◆ **YOUR GOAL**
Look below. Copy each line that has "Atlanta" in it.

◆ **Rows from a figure dataset**
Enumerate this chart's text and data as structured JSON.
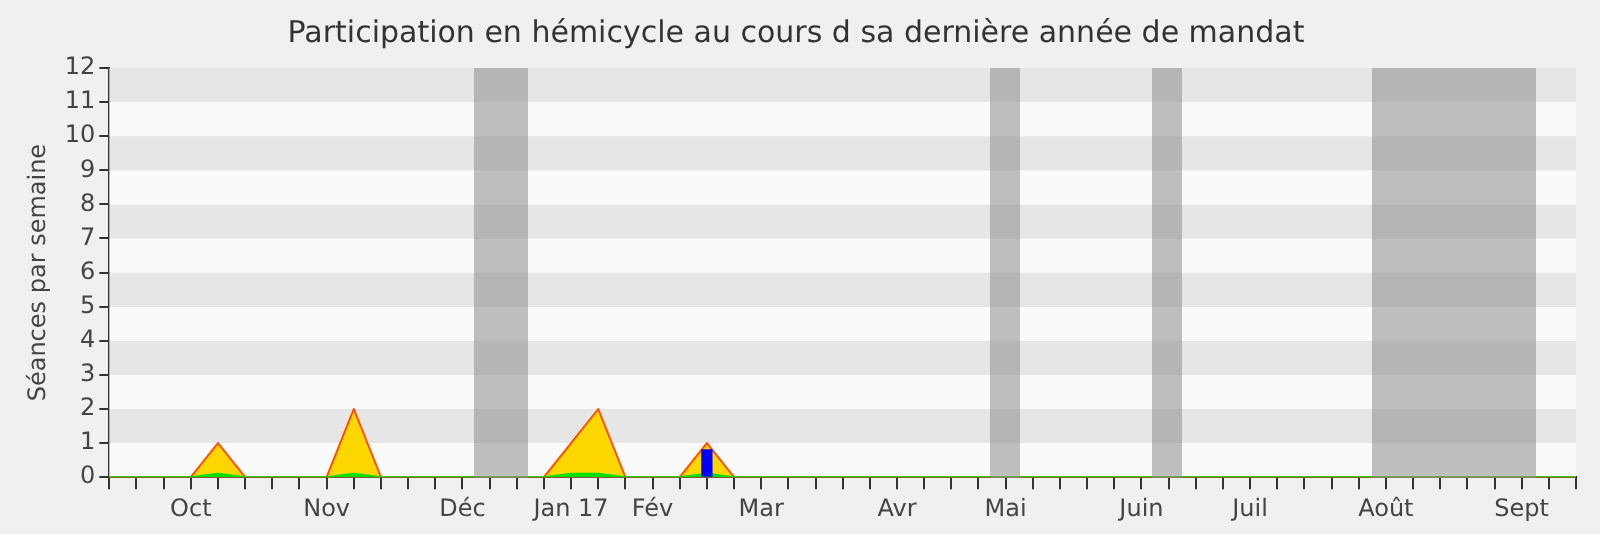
{
  "chart_data": {
    "type": "area",
    "title": "Participation en hémicycle au cours d sa dernière année de mandat",
    "ylabel": "Séances par semaine",
    "categories": [
      null,
      null,
      null,
      "Oct",
      null,
      null,
      null,
      null,
      "Nov",
      null,
      null,
      null,
      null,
      "Déc",
      null,
      null,
      null,
      "Jan 17",
      null,
      null,
      "Fév",
      null,
      null,
      null,
      "Mar",
      null,
      null,
      null,
      null,
      "Avr",
      null,
      null,
      null,
      "Mai",
      null,
      null,
      null,
      null,
      "Juin",
      null,
      null,
      null,
      "Juil",
      null,
      null,
      null,
      null,
      "Août",
      null,
      null,
      null,
      null,
      "Sept",
      null,
      null
    ],
    "ylim": [
      0,
      12
    ],
    "yticks": [
      0,
      1,
      2,
      3,
      4,
      5,
      6,
      7,
      8,
      9,
      10,
      11,
      12
    ],
    "series": [
      {
        "color": "#ffd700",
        "values": [
          0,
          0,
          0,
          0,
          1,
          0,
          0,
          0,
          0,
          2,
          0,
          0,
          0,
          0,
          0,
          0,
          0,
          1,
          2,
          0,
          0,
          0,
          1,
          0,
          0,
          0,
          0,
          0,
          0,
          0,
          0,
          0,
          0,
          0,
          0,
          0,
          0,
          0,
          0,
          0,
          0,
          0,
          0,
          0,
          0,
          0,
          0,
          0,
          0,
          0,
          0,
          0,
          0,
          0,
          0
        ]
      },
      {
        "color": "#00e000",
        "values": [
          0,
          0,
          0,
          0,
          0.1,
          0,
          0,
          0,
          0,
          0.1,
          0,
          0,
          0,
          0,
          0,
          0,
          0,
          0.1,
          0.1,
          0,
          0,
          0,
          0.1,
          0,
          0,
          0,
          0,
          0,
          0,
          0,
          0,
          0,
          0,
          0,
          0,
          0,
          0,
          0,
          0,
          0,
          0,
          0,
          0,
          0,
          0,
          0,
          0,
          0,
          0,
          0,
          0,
          0,
          0,
          0,
          0
        ]
      },
      {
        "type": "bar",
        "color": "#0000ff",
        "values": [
          null,
          null,
          null,
          null,
          null,
          null,
          null,
          null,
          null,
          null,
          null,
          null,
          null,
          null,
          null,
          null,
          null,
          null,
          null,
          null,
          null,
          null,
          0.8,
          null,
          null,
          null,
          null,
          null,
          null,
          null,
          null,
          null,
          null,
          null,
          null,
          null,
          null,
          null,
          null,
          null,
          null,
          null,
          null,
          null,
          null,
          null,
          null,
          null,
          null,
          null,
          null,
          null,
          null,
          null,
          null
        ]
      }
    ]
  }
}
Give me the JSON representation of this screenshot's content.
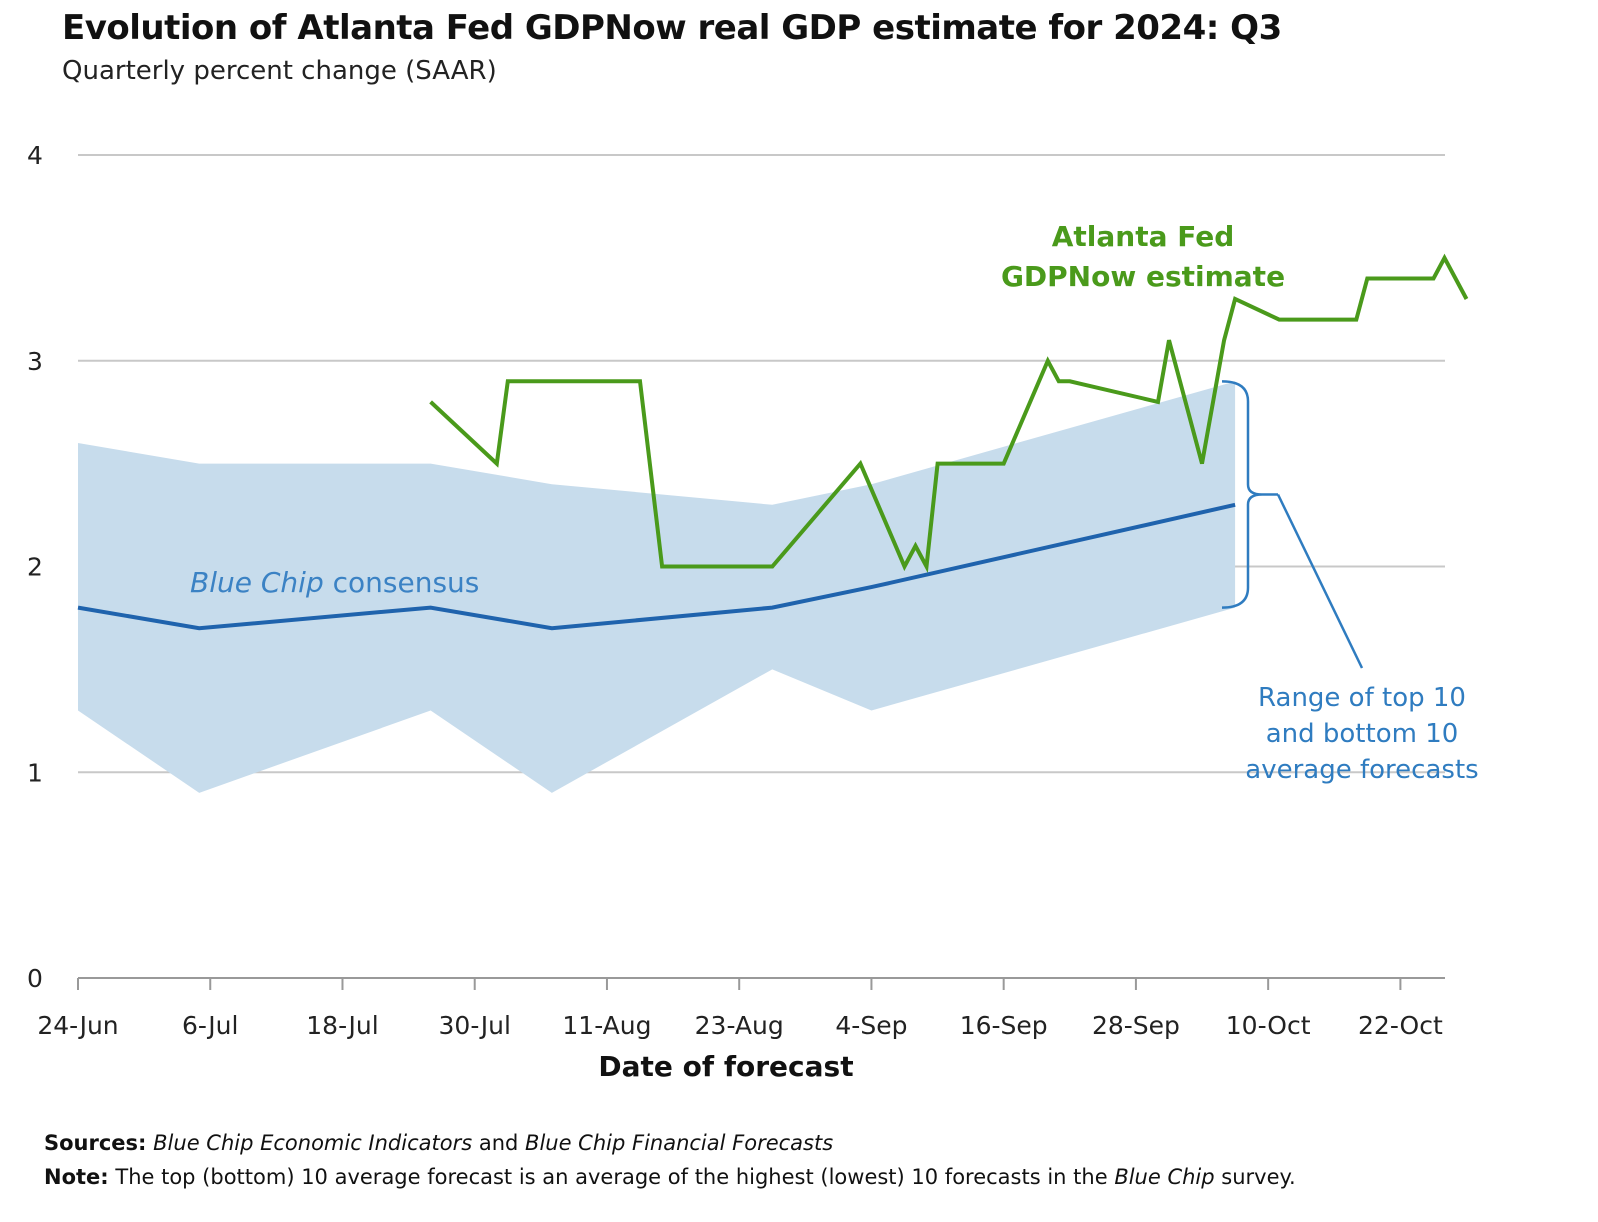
{
  "chart_data": {
    "type": "line",
    "title": "Evolution of Atlanta Fed GDPNow real GDP estimate for 2024: Q3",
    "subtitle": "Quarterly percent change (SAAR)",
    "xlabel": "Date of forecast",
    "ylabel": "",
    "ylim": [
      0,
      4
    ],
    "xlim": [
      "2024-06-24",
      "2024-10-28"
    ],
    "yticks": [
      0,
      1,
      2,
      3,
      4
    ],
    "xticks": [
      {
        "date": "2024-06-24",
        "label": "24-Jun"
      },
      {
        "date": "2024-07-06",
        "label": "6-Jul"
      },
      {
        "date": "2024-07-18",
        "label": "18-Jul"
      },
      {
        "date": "2024-07-30",
        "label": "30-Jul"
      },
      {
        "date": "2024-08-11",
        "label": "11-Aug"
      },
      {
        "date": "2024-08-23",
        "label": "23-Aug"
      },
      {
        "date": "2024-09-04",
        "label": "4-Sep"
      },
      {
        "date": "2024-09-16",
        "label": "16-Sep"
      },
      {
        "date": "2024-09-28",
        "label": "28-Sep"
      },
      {
        "date": "2024-10-10",
        "label": "10-Oct"
      },
      {
        "date": "2024-10-22",
        "label": "22-Oct"
      }
    ],
    "grid": true,
    "series": [
      {
        "name": "Atlanta Fed GDPNow estimate",
        "label_lines": [
          "Atlanta Fed",
          "GDPNow estimate"
        ],
        "color": "#4a9a1b",
        "points": [
          [
            "2024-07-26",
            2.8
          ],
          [
            "2024-08-01",
            2.5
          ],
          [
            "2024-08-02",
            2.9
          ],
          [
            "2024-08-14",
            2.9
          ],
          [
            "2024-08-16",
            2.0
          ],
          [
            "2024-08-26",
            2.0
          ],
          [
            "2024-09-03",
            2.5
          ],
          [
            "2024-09-07",
            2.0
          ],
          [
            "2024-09-08",
            2.1
          ],
          [
            "2024-09-09",
            2.0
          ],
          [
            "2024-09-10",
            2.5
          ],
          [
            "2024-09-16",
            2.5
          ],
          [
            "2024-09-20",
            3.0
          ],
          [
            "2024-09-21",
            2.9
          ],
          [
            "2024-09-22",
            2.9
          ],
          [
            "2024-09-30",
            2.8
          ],
          [
            "2024-10-01",
            3.1
          ],
          [
            "2024-10-04",
            2.5
          ],
          [
            "2024-10-06",
            3.1
          ],
          [
            "2024-10-07",
            3.3
          ],
          [
            "2024-10-11",
            3.2
          ],
          [
            "2024-10-18",
            3.2
          ],
          [
            "2024-10-19",
            3.4
          ],
          [
            "2024-10-25",
            3.4
          ],
          [
            "2024-10-26",
            3.5
          ],
          [
            "2024-10-28",
            3.3
          ]
        ]
      },
      {
        "name": "Blue Chip consensus",
        "label_italic": "Blue Chip",
        "label_rest": " consensus",
        "color": "#1f63ad",
        "points": [
          [
            "2024-06-24",
            1.8
          ],
          [
            "2024-07-05",
            1.7
          ],
          [
            "2024-07-26",
            1.8
          ],
          [
            "2024-08-06",
            1.7
          ],
          [
            "2024-08-26",
            1.8
          ],
          [
            "2024-09-04",
            1.9
          ],
          [
            "2024-10-07",
            2.3
          ]
        ]
      }
    ],
    "band": {
      "name": "Range of top 10 and bottom 10 average forecasts",
      "label_lines": [
        "Range of top 10",
        "and bottom 10",
        "average forecasts"
      ],
      "color": "#c7dcec",
      "upper": [
        [
          "2024-06-24",
          2.6
        ],
        [
          "2024-07-05",
          2.5
        ],
        [
          "2024-07-26",
          2.5
        ],
        [
          "2024-08-06",
          2.4
        ],
        [
          "2024-08-26",
          2.3
        ],
        [
          "2024-09-04",
          2.4
        ],
        [
          "2024-10-07",
          2.9
        ]
      ],
      "lower": [
        [
          "2024-06-24",
          1.3
        ],
        [
          "2024-07-05",
          0.9
        ],
        [
          "2024-07-26",
          1.3
        ],
        [
          "2024-08-06",
          0.9
        ],
        [
          "2024-08-26",
          1.5
        ],
        [
          "2024-09-04",
          1.3
        ],
        [
          "2024-10-07",
          1.8
        ]
      ]
    }
  },
  "footer": {
    "sources_label": "Sources:",
    "sources_italic_1": "Blue Chip Economic Indicators",
    "sources_and": " and ",
    "sources_italic_2": "Blue Chip Financial Forecasts",
    "note_label": "Note:",
    "note_text": " The top (bottom) 10 average forecast is an average of the highest (lowest) 10 forecasts in the ",
    "note_italic": "Blue Chip",
    "note_end": " survey."
  }
}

◆ **EXPECTED OUTPUT**
    "title": "Evolution of Atlanta Fed GDPNow real GDP estimate for 2024: Q3",
        "name": "Atlanta Fed GDPNow estimate",
          "Atlanta Fed",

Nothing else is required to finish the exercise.